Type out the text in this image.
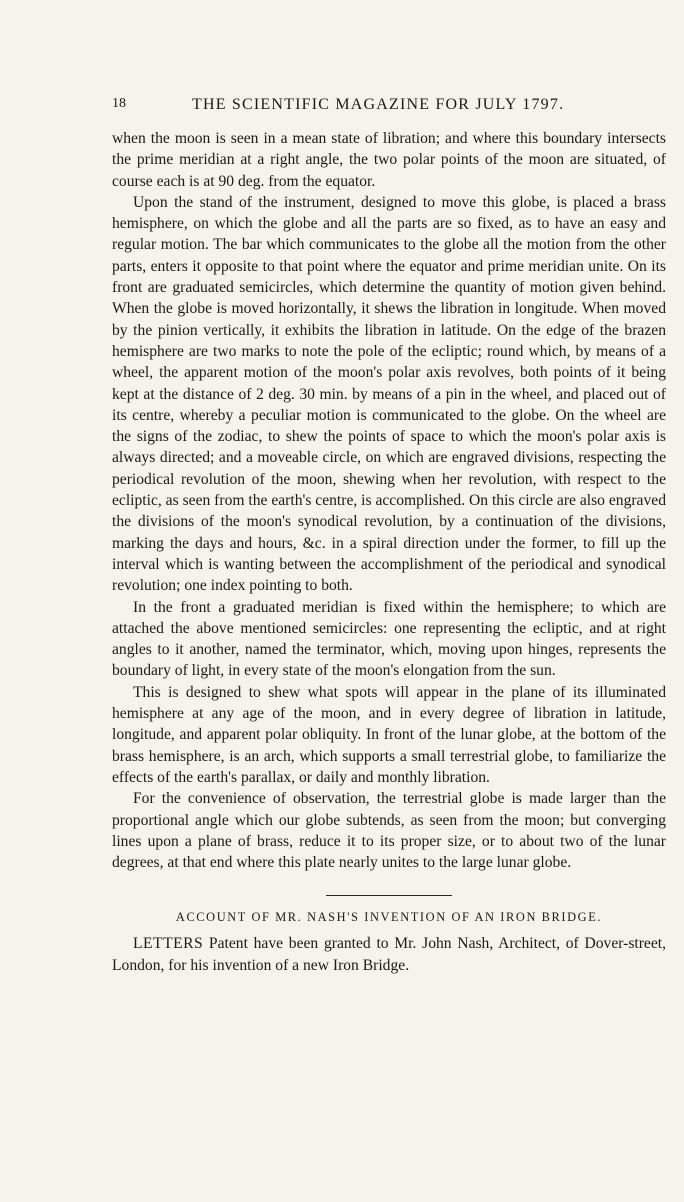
18	THE SCIENTIFIC MAGAZINE FOR JULY 1797.

when the moon is seen in a mean state of libration; and where this boundary intersects the prime meridian at a right angle, the two polar points of the moon are situated, of course each is at 90 deg. from the equator.

Upon the stand of the instrument, designed to move this globe, is placed a brass hemisphere, on which the globe and all the parts are so fixed, as to have an easy and regular motion. The bar which communicates to the globe all the motion from the other parts, enters it opposite to that point where the equator and prime meridian unite. On its front are graduated semicircles, which determine the quantity of motion given behind. When the globe is moved horizontally, it shews the libration in longitude. When moved by the pinion vertically, it exhibits the libration in latitude. On the edge of the brazen hemisphere are two marks to note the pole of the ecliptic; round which, by means of a wheel, the apparent motion of the moon's polar axis revolves, both points of it being kept at the distance of 2 deg. 30 min. by means of a pin in the wheel, and placed out of its centre, whereby a peculiar motion is communicated to the globe. On the wheel are the signs of the zodiac, to shew the points of space to which the moon's polar axis is always directed; and a moveable circle, on which are engraved divisions, respecting the periodical revolution of the moon, shewing when her revolution, with respect to the ecliptic, as seen from the earth's centre, is accomplished. On this circle are also engraved the divisions of the moon's synodical revolution, by a continuation of the divisions, marking the days and hours, &c. in a spiral direction under the former, to fill up the interval which is wanting between the accomplishment of the periodical and synodical revolution; one index pointing to both.

In the front a graduated meridian is fixed within the hemisphere; to which are attached the above mentioned semicircles: one representing the ecliptic, and at right angles to it another, named the terminator, which, moving upon hinges, represents the boundary of light, in every state of the moon's elongation from the sun.

This is designed to shew what spots will appear in the plane of its illuminated hemisphere at any age of the moon, and in every degree of libration in latitude, longitude, and apparent polar obliquity. In front of the lunar globe, at the bottom of the brass hemisphere, is an arch, which supports a small terrestrial globe, to familiarize the effects of the earth's parallax, or daily and monthly libration.

For the convenience of observation, the terrestrial globe is made larger than the proportional angle which our globe subtends, as seen from the moon; but converging lines upon a plane of brass, reduce it to its proper size, or to about two of the lunar degrees, at that end where this plate nearly unites to the large lunar globe.

ACCOUNT OF MR. NASH'S INVENTION OF AN IRON BRIDGE.

LETTERS Patent have been granted to Mr. John Nash, Architect, of Dover-street, London, for his invention of a new Iron Bridge.
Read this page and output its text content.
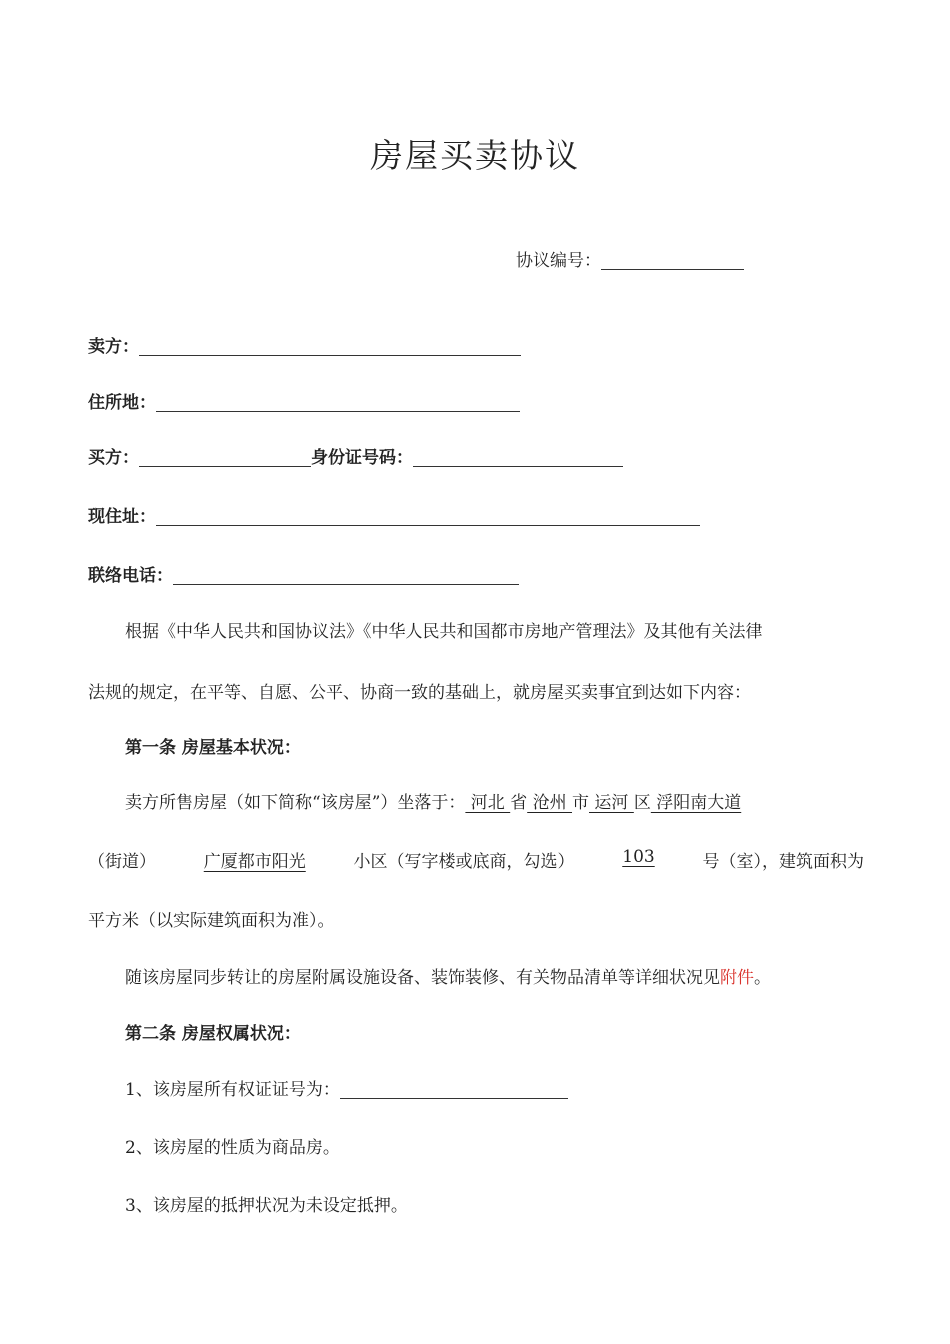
房屋买卖协议
协议编号：
卖方：
住所地：
买方：	身份证号码：
现住址：
联络电话：
根据《中华人民共和国协议法》《中华人民共和国都市房地产管理法》及其他有关法律
法规的规定，在平等、自愿、公平、协商一致的基础上，就房屋买卖事宜到达如下内容：
第一条 房屋基本状况：
卖方所售房屋（如下简称“该房屋”）坐落于： 河北 省 沧州 市 运河 区 浮阳南大道
（街道）	广厦都市阳光	小区（写字楼或底商，勾选）	103	号（室），建筑面积为
平方米（以实际建筑面积为准）。
随该房屋同步转让的房屋附属设施设备、装饰装修、有关物品清单等详细状况见附件。
第二条 房屋权属状况：
1、该房屋所有权证证号为：
2、该房屋的性质为商品房。
3、该房屋的抵押状况为未设定抵押。
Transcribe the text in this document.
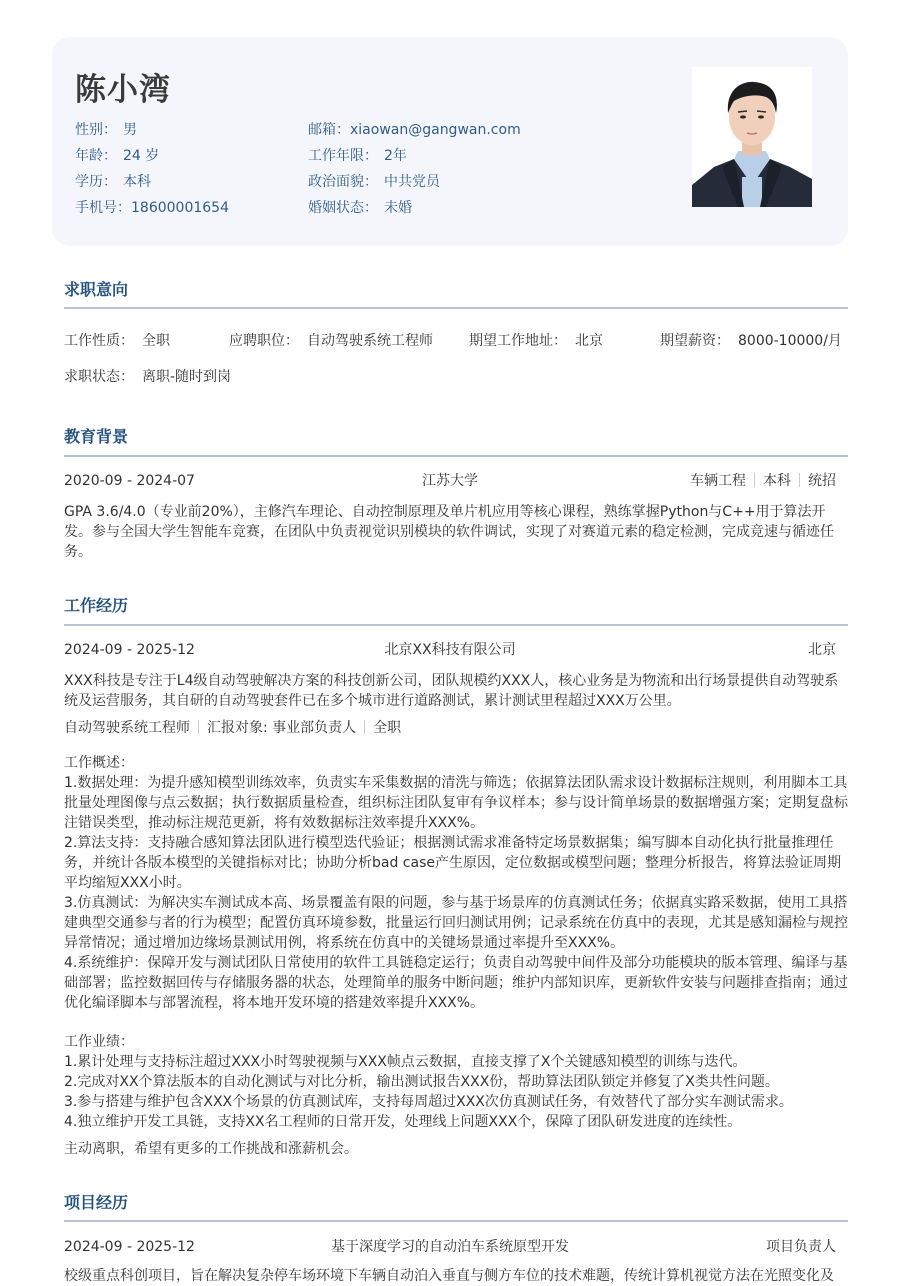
陈小湾
性别： 男
年龄： 24 岁
学历： 本科
手机号：18600001654
邮箱：xiaowan@gangwan.com
工作年限： 2年
政治面貌： 中共党员
婚姻状态： 未婚
求职意向
工作性质： 全职	应聘职位： 自动驾驶系统工程师	期望工作地址： 北京	期望薪资： 8000-10000/月
求职状态： 离职-随时到岗
教育背景
2020-09 - 2024-07	江苏大学	车辆工程 本科 统招
GPA 3.6/4.0（专业前20%），主修汽车理论、自动控制原理及单片机应用等核心课程，熟练掌握Python与C++用于算法开发。参与全国大学生智能车竞赛，在团队中负责视觉识别模块的软件调试，实现了对赛道元素的稳定检测，完成竞速与循迹任务。
工作经历
2024-09 - 2025-12	北京XX科技有限公司	北京
XXX科技是专注于L4级自动驾驶解决方案的科技创新公司，团队规模约XXX人，核心业务是为物流和出行场景提供自动驾驶系统及运营服务，其自研的自动驾驶套件已在多个城市进行道路测试，累计测试里程超过XXX万公里。
自动驾驶系统工程师 汇报对象: 事业部负责人 全职
工作概述：
1.数据处理：为提升感知模型训练效率，负责实车采集数据的清洗与筛选；依据算法团队需求设计数据标注规则，利用脚本工具批量处理图像与点云数据；执行数据质量检查，组织标注团队复审有争议样本；参与设计简单场景的数据增强方案；定期复盘标注错误类型，推动标注规范更新，将有效数据标注效率提升XXX%。
2.算法支持：支持融合感知算法团队进行模型迭代验证；根据测试需求准备特定场景数据集；编写脚本自动化执行批量推理任务，并统计各版本模型的关键指标对比；协助分析bad case产生原因，定位数据或模型问题；整理分析报告，将算法验证周期平均缩短XXX小时。
3.仿真测试：为解决实车测试成本高、场景覆盖有限的问题，参与基于场景库的仿真测试任务；依据真实路采数据，使用工具搭建典型交通参与者的行为模型；配置仿真环境参数，批量运行回归测试用例；记录系统在仿真中的表现，尤其是感知漏检与规控异常情况；通过增加边缘场景测试用例，将系统在仿真中的关键场景通过率提升至XXX%。
4.系统维护：保障开发与测试团队日常使用的软件工具链稳定运行；负责自动驾驶中间件及部分功能模块的版本管理、编译与基础部署；监控数据回传与存储服务器的状态，处理简单的服务中断问题；维护内部知识库，更新软件安装与问题排查指南；通过优化编译脚本与部署流程，将本地开发环境的搭建效率提升XXX%。
工作业绩：
1.累计处理与支持标注超过XXX小时驾驶视频与XXX帧点云数据，直接支撑了X个关键感知模型的训练与迭代。
2.完成对XX个算法版本的自动化测试与对比分析，输出测试报告XXX份，帮助算法团队锁定并修复了X类共性问题。
3.参与搭建与维护包含XXX个场景的仿真测试库，支持每周超过XXX次仿真测试任务，有效替代了部分实车测试需求。
4.独立维护开发工具链，支持XX名工程师的日常开发，处理线上问题XXX个，保障了团队研发进度的连续性。
主动离职，希望有更多的工作挑战和涨薪机会。
项目经历
2024-09 - 2025-12	基于深度学习的自动泊车系统原型开发	项目负责人
校级重点科创项目，旨在解决复杂停车场环境下车辆自动泊入垂直与侧方车位的技术难题，传统计算机视觉方法在光照变化及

-------------------------

**Short task:** The material above holds pictures; copy everything else in it exactly.

**Written solution:**
Type out the text in this image.
18	THE SCIENTIFIC MAGAZINE FOR JULY 1797.

when the moon is seen in a mean state of libration; and where this boundary intersects the prime meridian at a right angle, the two polar points of the moon are situated, of course each is at 90 deg. from the equator.

Upon the stand of the instrument, designed to move this globe, is placed a brass hemisphere, on which the globe and all the parts are so fixed, as to have an easy and regular motion. The bar which communicates to the globe all the motion from the other parts, enters it opposite to that point where the equator and prime meridian unite. On its front are graduated semicircles, which determine the quantity of motion given behind. When the globe is moved horizontally, it shews the libration in longitude. When moved by the pinion vertically, it exhibits the libration in latitude. On the edge of the brazen hemisphere are two marks to note the pole of the ecliptic; round which, by means of a wheel, the apparent motion of the moon's polar axis revolves, both points of it being kept at the distance of 2 deg. 30 min. by means of a pin in the wheel, and placed out of its centre, whereby a peculiar motion is communicated to the globe. On the wheel are the signs of the zodiac, to shew the points of space to which the moon's polar axis is always directed; and a moveable circle, on which are engraved divisions, respecting the periodical revolution of the moon, shewing when her revolution, with respect to the ecliptic, as seen from the earth's centre, is accomplished. On this circle are also engraved the divisions of the moon's synodical revolution, by a continuation of the divisions, marking the days and hours, &c. in a spiral direction under the former, to fill up the interval which is wanting between the accomplishment of the periodical and synodical revolution; one index pointing to both.

In the front a graduated meridian is fixed within the hemisphere; to which are attached the above mentioned semicircles: one representing the ecliptic, and at right angles to it another, named the terminator, which, moving upon hinges, represents the boundary of light, in every state of the moon's elongation from the sun.

This is designed to shew what spots will appear in the plane of its illuminated hemisphere at any age of the moon, and in every degree of libration in latitude, longitude, and apparent polar obliquity. In front of the lunar globe, at the bottom of the brass hemisphere, is an arch, which supports a small terrestrial globe, to familiarize the effects of the earth's parallax, or daily and monthly libration.

For the convenience of observation, the terrestrial globe is made larger than the proportional angle which our globe subtends, as seen from the moon; but converging lines upon a plane of brass, reduce it to its proper size, or to about two of the lunar degrees, at that end where this plate nearly unites to the large lunar globe.

ACCOUNT OF MR. NASH'S INVENTION OF AN IRON BRIDGE.

LETTERS Patent have been granted to Mr. John Nash, Architect, of Dover-street, London, for his invention of a new Iron Bridge.
Read this page and output its text content.
房屋买卖协议
协议编号：
卖方：
住所地：
买方：	身份证号码：
现住址：
联络电话：
根据《中华人民共和国协议法》《中华人民共和国都市房地产管理法》及其他有关法律
法规的规定，在平等、自愿、公平、协商一致的基础上，就房屋买卖事宜到达如下内容：
第一条 房屋基本状况：
卖方所售房屋（如下简称“该房屋”）坐落于： 河北 省 沧州 市 运河 区 浮阳南大道
（街道）	广厦都市阳光	小区（写字楼或底商，勾选）	103	号（室），建筑面积为
平方米（以实际建筑面积为准）。
随该房屋同步转让的房屋附属设施设备、装饰装修、有关物品清单等详细状况见附件。
第二条 房屋权属状况：
1、该房屋所有权证证号为：
2、该房屋的性质为商品房。
3、该房屋的抵押状况为未设定抵押。
Transcribe the text in this document.
陈小湾
性别： 男
年龄： 24 岁
学历： 本科
手机号：18600001654
邮箱：xiaowan@gangwan.com
工作年限： 2年
政治面貌： 中共党员
婚姻状态： 未婚
求职意向
工作性质： 全职	应聘职位： 自动驾驶系统工程师	期望工作地址： 北京	期望薪资： 8000-10000/月
求职状态： 离职-随时到岗
教育背景
2020-09 - 2024-07	江苏大学	车辆工程 本科 统招
GPA 3.6/4.0（专业前20%），主修汽车理论、自动控制原理及单片机应用等核心课程，熟练掌握Python与C++用于算法开发。参与全国大学生智能车竞赛，在团队中负责视觉识别模块的软件调试，实现了对赛道元素的稳定检测，完成竞速与循迹任务。
工作经历
2024-09 - 2025-12	北京XX科技有限公司	北京
XXX科技是专注于L4级自动驾驶解决方案的科技创新公司，团队规模约XXX人，核心业务是为物流和出行场景提供自动驾驶系统及运营服务，其自研的自动驾驶套件已在多个城市进行道路测试，累计测试里程超过XXX万公里。
自动驾驶系统工程师 汇报对象: 事业部负责人 全职
工作概述：
1.数据处理：为提升感知模型训练效率，负责实车采集数据的清洗与筛选；依据算法团队需求设计数据标注规则，利用脚本工具批量处理图像与点云数据；执行数据质量检查，组织标注团队复审有争议样本；参与设计简单场景的数据增强方案；定期复盘标注错误类型，推动标注规范更新，将有效数据标注效率提升XXX%。
2.算法支持：支持融合感知算法团队进行模型迭代验证；根据测试需求准备特定场景数据集；编写脚本自动化执行批量推理任务，并统计各版本模型的关键指标对比；协助分析bad case产生原因，定位数据或模型问题；整理分析报告，将算法验证周期平均缩短XXX小时。
3.仿真测试：为解决实车测试成本高、场景覆盖有限的问题，参与基于场景库的仿真测试任务；依据真实路采数据，使用工具搭建典型交通参与者的行为模型；配置仿真环境参数，批量运行回归测试用例；记录系统在仿真中的表现，尤其是感知漏检与规控异常情况；通过增加边缘场景测试用例，将系统在仿真中的关键场景通过率提升至XXX%。
4.系统维护：保障开发与测试团队日常使用的软件工具链稳定运行；负责自动驾驶中间件及部分功能模块的版本管理、编译与基础部署；监控数据回传与存储服务器的状态，处理简单的服务中断问题；维护内部知识库，更新软件安装与问题排查指南；通过优化编译脚本与部署流程，将本地开发环境的搭建效率提升XXX%。
工作业绩：
1.累计处理与支持标注超过XXX小时驾驶视频与XXX帧点云数据，直接支撑了X个关键感知模型的训练与迭代。
2.完成对XX个算法版本的自动化测试与对比分析，输出测试报告XXX份，帮助算法团队锁定并修复了X类共性问题。
3.参与搭建与维护包含XXX个场景的仿真测试库，支持每周超过XXX次仿真测试任务，有效替代了部分实车测试需求。
4.独立维护开发工具链，支持XX名工程师的日常开发，处理线上问题XXX个，保障了团队研发进度的连续性。
主动离职，希望有更多的工作挑战和涨薪机会。
项目经历
2024-09 - 2025-12	基于深度学习的自动泊车系统原型开发	项目负责人
校级重点科创项目，旨在解决复杂停车场环境下车辆自动泊入垂直与侧方车位的技术难题，传统计算机视觉方法在光照变化及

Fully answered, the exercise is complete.